**Set exercise:** Would you write out the listing verbatim and skip every picture in it?

**Records contained in a dataset:**

** START **

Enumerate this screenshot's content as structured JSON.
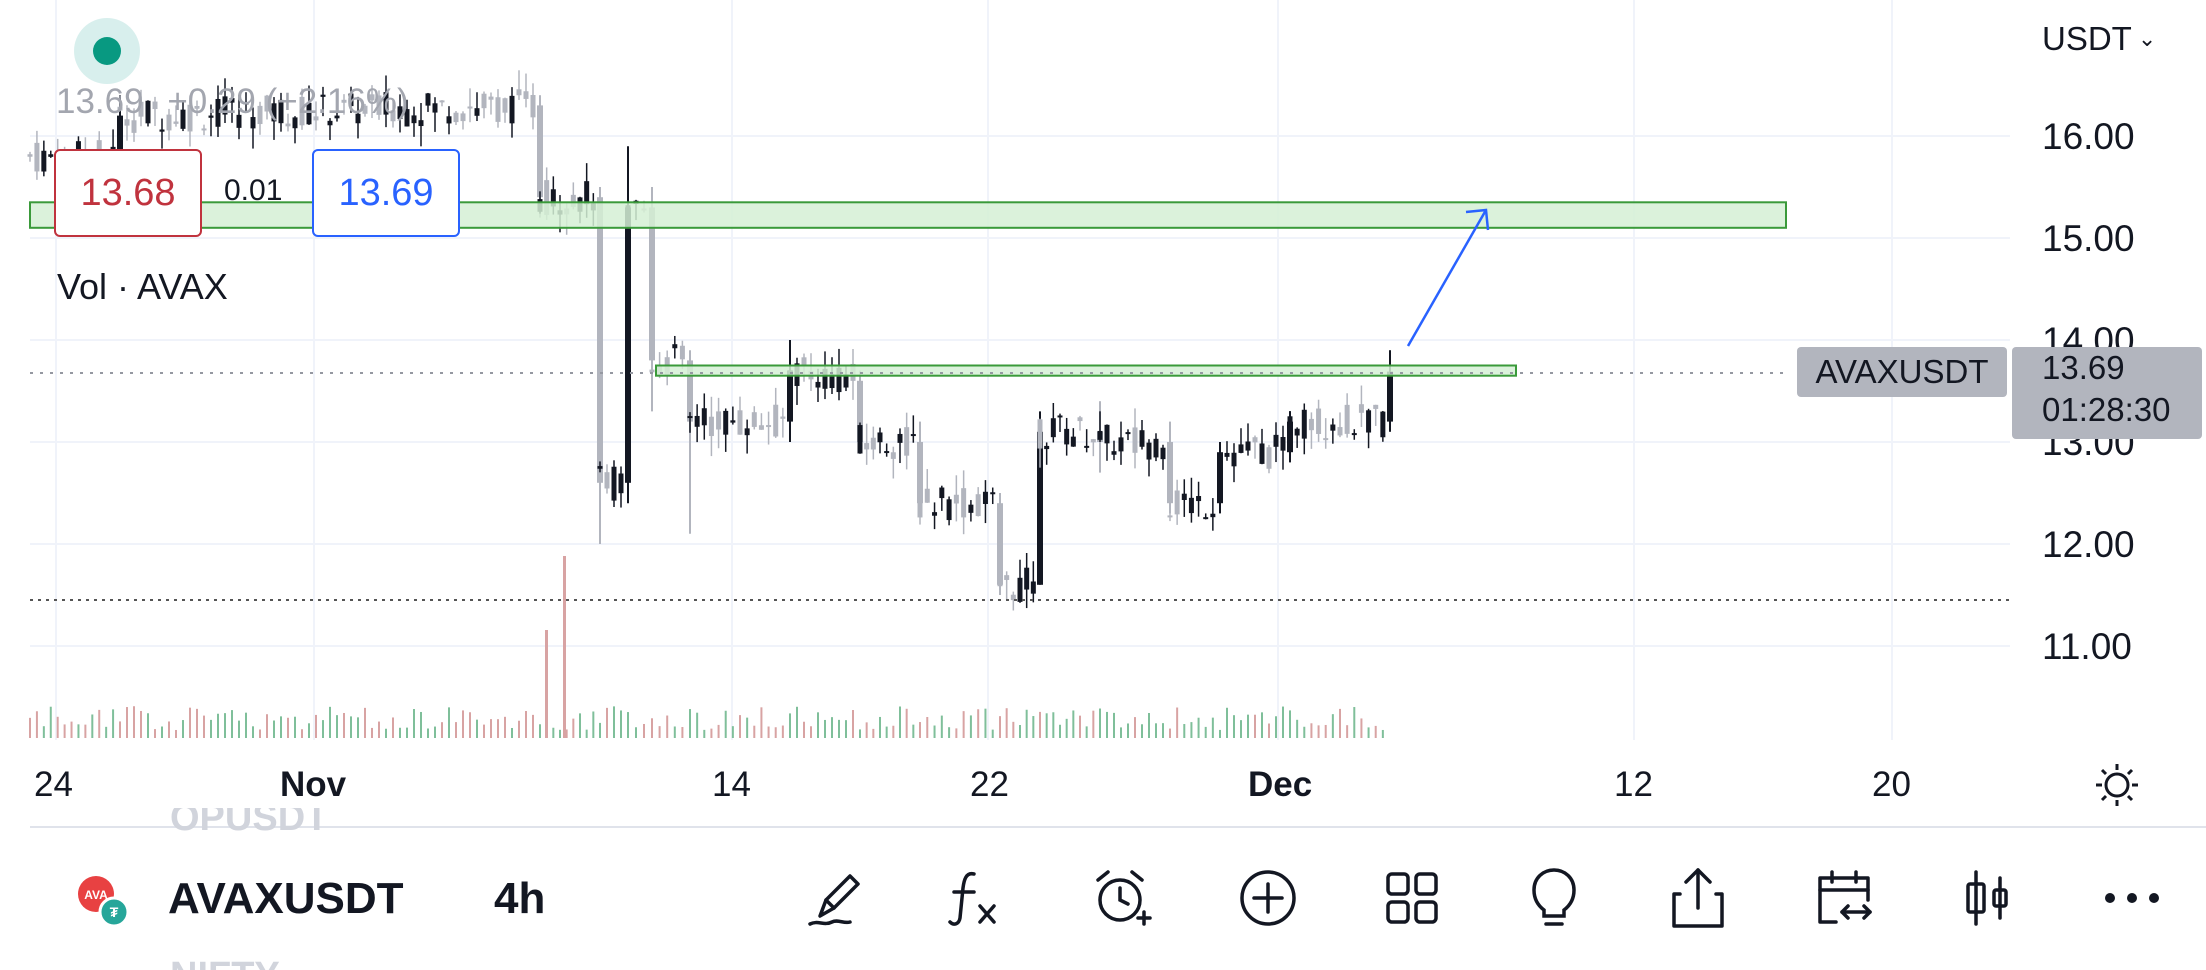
{
  "header": {
    "currency_selector": "USDT",
    "last_price": "13.69",
    "change": "+0.29 (+2.16%)",
    "bid_price": "13.68",
    "spread": "0.01",
    "ask_price": "13.69",
    "volume_label": "Vol · AVAX"
  },
  "price_axis": {
    "labels": [
      "16.00",
      "15.00",
      "14.00",
      "13.00",
      "12.00",
      "11.00"
    ]
  },
  "time_axis": {
    "labels": [
      "24",
      "Nov",
      "14",
      "22",
      "Dec",
      "12",
      "20"
    ]
  },
  "price_tag": {
    "symbol": "AVAXUSDT",
    "price": "13.69",
    "countdown": "01:28:30"
  },
  "bottom_bar": {
    "symbol": "AVAXUSDT",
    "interval": "4h",
    "prev_watchlist_item": "OPUSDT",
    "next_watchlist_item": "NIFTY",
    "icons": [
      "draw-icon",
      "indicators-icon",
      "alert-icon",
      "add-icon",
      "layout-icon",
      "ideas-icon",
      "share-icon",
      "replay-icon",
      "chart-type-icon",
      "more-icon"
    ]
  },
  "colors": {
    "up": "#26a69a",
    "candle_black": "#131722",
    "candle_gray": "#b2b5be",
    "bid": "#c0333e",
    "ask": "#2962ff",
    "zone_fill": "#d5f0d5",
    "zone_stroke": "#3a9a3a",
    "arrow": "#2962ff",
    "tag_bg": "#b2b5be"
  },
  "chart_data": {
    "type": "candlestick",
    "symbol": "AVAXUSDT",
    "interval": "4h",
    "ylim": [
      10.0,
      16.4
    ],
    "candles": [
      {
        "t": "Oct 24",
        "o": 15.6,
        "h": 15.9,
        "l": 15.5,
        "c": 15.8
      },
      {
        "t": "Oct 26",
        "o": 15.8,
        "h": 16.4,
        "l": 15.6,
        "c": 16.2
      },
      {
        "t": "Nov 3",
        "o": 16.3,
        "h": 16.4,
        "l": 15.2,
        "c": 15.4
      },
      {
        "t": "Nov 7",
        "o": 15.4,
        "h": 15.5,
        "l": 12.0,
        "c": 12.6
      },
      {
        "t": "Nov 9",
        "o": 12.6,
        "h": 15.9,
        "l": 12.4,
        "c": 15.3
      },
      {
        "t": "Nov 10",
        "o": 15.3,
        "h": 15.5,
        "l": 13.3,
        "c": 13.8
      },
      {
        "t": "Nov 14",
        "o": 13.8,
        "h": 13.9,
        "l": 12.1,
        "c": 13.2
      },
      {
        "t": "Nov 16",
        "o": 13.2,
        "h": 14.0,
        "l": 13.0,
        "c": 13.7
      },
      {
        "t": "Nov 18",
        "o": 13.6,
        "h": 13.7,
        "l": 12.9,
        "c": 13.0
      },
      {
        "t": "Nov 20",
        "o": 13.0,
        "h": 13.2,
        "l": 12.3,
        "c": 12.4
      },
      {
        "t": "Nov 22",
        "o": 12.4,
        "h": 12.5,
        "l": 11.5,
        "c": 11.6
      },
      {
        "t": "Nov 24",
        "o": 11.6,
        "h": 13.3,
        "l": 11.6,
        "c": 13.1
      },
      {
        "t": "Nov 26",
        "o": 13.1,
        "h": 13.4,
        "l": 12.7,
        "c": 13.0
      },
      {
        "t": "Nov 28",
        "o": 13.0,
        "h": 13.2,
        "l": 12.3,
        "c": 12.4
      },
      {
        "t": "Nov 30",
        "o": 12.4,
        "h": 13.0,
        "l": 12.3,
        "c": 12.9
      },
      {
        "t": "Dec 2",
        "o": 12.9,
        "h": 13.3,
        "l": 12.8,
        "c": 13.2
      },
      {
        "t": "Dec 4",
        "o": 13.2,
        "h": 13.9,
        "l": 13.1,
        "c": 13.69
      }
    ],
    "horizontal_lines": [
      {
        "price": 13.69,
        "style": "dotted"
      },
      {
        "price": 11.45,
        "style": "dotted"
      }
    ],
    "zones": [
      {
        "price_from": 15.1,
        "price_to": 15.35
      },
      {
        "price_from": 13.65,
        "price_to": 13.75
      }
    ],
    "volume_label": "Vol · AVAX"
  }
}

** END **

**Reply:**
Enumerate this screenshot's content as structured JSON.
{
  "header": {
    "currency_selector": "USDT",
    "last_price": "13.69",
    "change": "+0.29 (+2.16%)",
    "bid_price": "13.68",
    "spread": "0.01",
    "ask_price": "13.69",
    "volume_label": "Vol · AVAX"
  },
  "price_axis": {
    "labels": [
      "16.00",
      "15.00",
      "14.00",
      "13.00",
      "12.00",
      "11.00"
    ]
  },
  "time_axis": {
    "labels": [
      "24",
      "Nov",
      "14",
      "22",
      "Dec",
      "12",
      "20"
    ]
  },
  "price_tag": {
    "symbol": "AVAXUSDT",
    "price": "13.69",
    "countdown": "01:28:30"
  },
  "bottom_bar": {
    "symbol": "AVAXUSDT",
    "interval": "4h",
    "prev_watchlist_item": "OPUSDT",
    "next_watchlist_item": "NIFTY",
    "icons": [
      "draw-icon",
      "indicators-icon",
      "alert-icon",
      "add-icon",
      "layout-icon",
      "ideas-icon",
      "share-icon",
      "replay-icon",
      "chart-type-icon",
      "more-icon"
    ]
  },
  "colors": {
    "up": "#26a69a",
    "candle_black": "#131722",
    "candle_gray": "#b2b5be",
    "bid": "#c0333e",
    "ask": "#2962ff",
    "zone_fill": "#d5f0d5",
    "zone_stroke": "#3a9a3a",
    "arrow": "#2962ff",
    "tag_bg": "#b2b5be"
  },
  "chart_data": {
    "type": "candlestick",
    "symbol": "AVAXUSDT",
    "interval": "4h",
    "ylim": [
      10.0,
      16.4
    ],
    "candles": [
      {
        "t": "Oct 24",
        "o": 15.6,
        "h": 15.9,
        "l": 15.5,
        "c": 15.8
      },
      {
        "t": "Oct 26",
        "o": 15.8,
        "h": 16.4,
        "l": 15.6,
        "c": 16.2
      },
      {
        "t": "Nov 3",
        "o": 16.3,
        "h": 16.4,
        "l": 15.2,
        "c": 15.4
      },
      {
        "t": "Nov 7",
        "o": 15.4,
        "h": 15.5,
        "l": 12.0,
        "c": 12.6
      },
      {
        "t": "Nov 9",
        "o": 12.6,
        "h": 15.9,
        "l": 12.4,
        "c": 15.3
      },
      {
        "t": "Nov 10",
        "o": 15.3,
        "h": 15.5,
        "l": 13.3,
        "c": 13.8
      },
      {
        "t": "Nov 14",
        "o": 13.8,
        "h": 13.9,
        "l": 12.1,
        "c": 13.2
      },
      {
        "t": "Nov 16",
        "o": 13.2,
        "h": 14.0,
        "l": 13.0,
        "c": 13.7
      },
      {
        "t": "Nov 18",
        "o": 13.6,
        "h": 13.7,
        "l": 12.9,
        "c": 13.0
      },
      {
        "t": "Nov 20",
        "o": 13.0,
        "h": 13.2,
        "l": 12.3,
        "c": 12.4
      },
      {
        "t": "Nov 22",
        "o": 12.4,
        "h": 12.5,
        "l": 11.5,
        "c": 11.6
      },
      {
        "t": "Nov 24",
        "o": 11.6,
        "h": 13.3,
        "l": 11.6,
        "c": 13.1
      },
      {
        "t": "Nov 26",
        "o": 13.1,
        "h": 13.4,
        "l": 12.7,
        "c": 13.0
      },
      {
        "t": "Nov 28",
        "o": 13.0,
        "h": 13.2,
        "l": 12.3,
        "c": 12.4
      },
      {
        "t": "Nov 30",
        "o": 12.4,
        "h": 13.0,
        "l": 12.3,
        "c": 12.9
      },
      {
        "t": "Dec 2",
        "o": 12.9,
        "h": 13.3,
        "l": 12.8,
        "c": 13.2
      },
      {
        "t": "Dec 4",
        "o": 13.2,
        "h": 13.9,
        "l": 13.1,
        "c": 13.69
      }
    ],
    "horizontal_lines": [
      {
        "price": 13.69,
        "style": "dotted"
      },
      {
        "price": 11.45,
        "style": "dotted"
      }
    ],
    "zones": [
      {
        "price_from": 15.1,
        "price_to": 15.35
      },
      {
        "price_from": 13.65,
        "price_to": 13.75
      }
    ],
    "volume_label": "Vol · AVAX"
  }
}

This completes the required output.